Work to be completed: All of the data below must be repeated exactly.

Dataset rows

______

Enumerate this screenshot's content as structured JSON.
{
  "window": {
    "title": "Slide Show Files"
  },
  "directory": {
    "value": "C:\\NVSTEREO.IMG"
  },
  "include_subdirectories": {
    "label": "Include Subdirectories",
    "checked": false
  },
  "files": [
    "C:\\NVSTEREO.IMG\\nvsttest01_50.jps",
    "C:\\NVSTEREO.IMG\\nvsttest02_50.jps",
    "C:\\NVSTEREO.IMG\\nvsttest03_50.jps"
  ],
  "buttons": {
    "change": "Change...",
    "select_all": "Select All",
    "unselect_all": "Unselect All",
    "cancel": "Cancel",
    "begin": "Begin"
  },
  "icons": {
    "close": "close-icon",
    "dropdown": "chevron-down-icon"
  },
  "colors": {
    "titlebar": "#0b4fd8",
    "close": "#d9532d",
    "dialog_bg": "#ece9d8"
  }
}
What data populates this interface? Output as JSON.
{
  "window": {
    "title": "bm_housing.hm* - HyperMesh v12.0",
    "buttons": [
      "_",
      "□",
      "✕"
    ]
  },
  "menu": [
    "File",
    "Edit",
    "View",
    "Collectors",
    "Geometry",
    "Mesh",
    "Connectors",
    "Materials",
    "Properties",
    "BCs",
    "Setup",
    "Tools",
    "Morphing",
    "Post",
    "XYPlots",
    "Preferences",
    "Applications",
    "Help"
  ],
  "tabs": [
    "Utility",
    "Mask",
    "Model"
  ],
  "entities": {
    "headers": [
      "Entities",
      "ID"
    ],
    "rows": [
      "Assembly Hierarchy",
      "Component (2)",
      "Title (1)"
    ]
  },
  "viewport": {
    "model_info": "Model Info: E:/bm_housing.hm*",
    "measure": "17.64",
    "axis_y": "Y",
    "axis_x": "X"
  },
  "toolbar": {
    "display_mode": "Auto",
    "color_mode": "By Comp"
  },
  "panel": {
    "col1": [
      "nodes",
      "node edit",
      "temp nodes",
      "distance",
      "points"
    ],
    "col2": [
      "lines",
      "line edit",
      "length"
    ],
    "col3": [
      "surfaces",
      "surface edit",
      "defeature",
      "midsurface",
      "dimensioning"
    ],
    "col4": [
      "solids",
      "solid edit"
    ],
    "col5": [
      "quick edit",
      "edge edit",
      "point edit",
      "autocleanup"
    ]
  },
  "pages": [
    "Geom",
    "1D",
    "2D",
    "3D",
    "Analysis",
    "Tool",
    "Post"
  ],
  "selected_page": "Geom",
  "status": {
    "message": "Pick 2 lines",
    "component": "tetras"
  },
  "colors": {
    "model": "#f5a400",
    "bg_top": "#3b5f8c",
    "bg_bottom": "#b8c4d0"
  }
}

______

Response to this exercise:
Enumerate this screenshot's content as structured JSON.
{
  "window": {
    "title": "Slide Show Files"
  },
  "directory": {
    "value": "C:\\NVSTEREO.IMG"
  },
  "include_subdirectories": {
    "label": "Include Subdirectories",
    "checked": false
  },
  "files": [
    "C:\\NVSTEREO.IMG\\nvsttest01_50.jps",
    "C:\\NVSTEREO.IMG\\nvsttest02_50.jps",
    "C:\\NVSTEREO.IMG\\nvsttest03_50.jps"
  ],
  "buttons": {
    "change": "Change...",
    "select_all": "Select All",
    "unselect_all": "Unselect All",
    "cancel": "Cancel",
    "begin": "Begin"
  },
  "icons": {
    "close": "close-icon",
    "dropdown": "chevron-down-icon"
  },
  "colors": {
    "titlebar": "#0b4fd8",
    "close": "#d9532d",
    "dialog_bg": "#ece9d8"
  }
}
What data populates this interface? Output as JSON.
{
  "window": {
    "title": "bm_housing.hm* - HyperMesh v12.0",
    "buttons": [
      "_",
      "□",
      "✕"
    ]
  },
  "menu": [
    "File",
    "Edit",
    "View",
    "Collectors",
    "Geometry",
    "Mesh",
    "Connectors",
    "Materials",
    "Properties",
    "BCs",
    "Setup",
    "Tools",
    "Morphing",
    "Post",
    "XYPlots",
    "Preferences",
    "Applications",
    "Help"
  ],
  "tabs": [
    "Utility",
    "Mask",
    "Model"
  ],
  "entities": {
    "headers": [
      "Entities",
      "ID"
    ],
    "rows": [
      "Assembly Hierarchy",
      "Component (2)",
      "Title (1)"
    ]
  },
  "viewport": {
    "model_info": "Model Info: E:/bm_housing.hm*",
    "measure": "17.64",
    "axis_y": "Y",
    "axis_x": "X"
  },
  "toolbar": {
    "display_mode": "Auto",
    "color_mode": "By Comp"
  },
  "panel": {
    "col1": [
      "nodes",
      "node edit",
      "temp nodes",
      "distance",
      "points"
    ],
    "col2": [
      "lines",
      "line edit",
      "length"
    ],
    "col3": [
      "surfaces",
      "surface edit",
      "defeature",
      "midsurface",
      "dimensioning"
    ],
    "col4": [
      "solids",
      "solid edit"
    ],
    "col5": [
      "quick edit",
      "edge edit",
      "point edit",
      "autocleanup"
    ]
  },
  "pages": [
    "Geom",
    "1D",
    "2D",
    "3D",
    "Analysis",
    "Tool",
    "Post"
  ],
  "selected_page": "Geom",
  "status": {
    "message": "Pick 2 lines",
    "component": "tetras"
  },
  "colors": {
    "model": "#f5a400",
    "bg_top": "#3b5f8c",
    "bg_bottom": "#b8c4d0"
  }
}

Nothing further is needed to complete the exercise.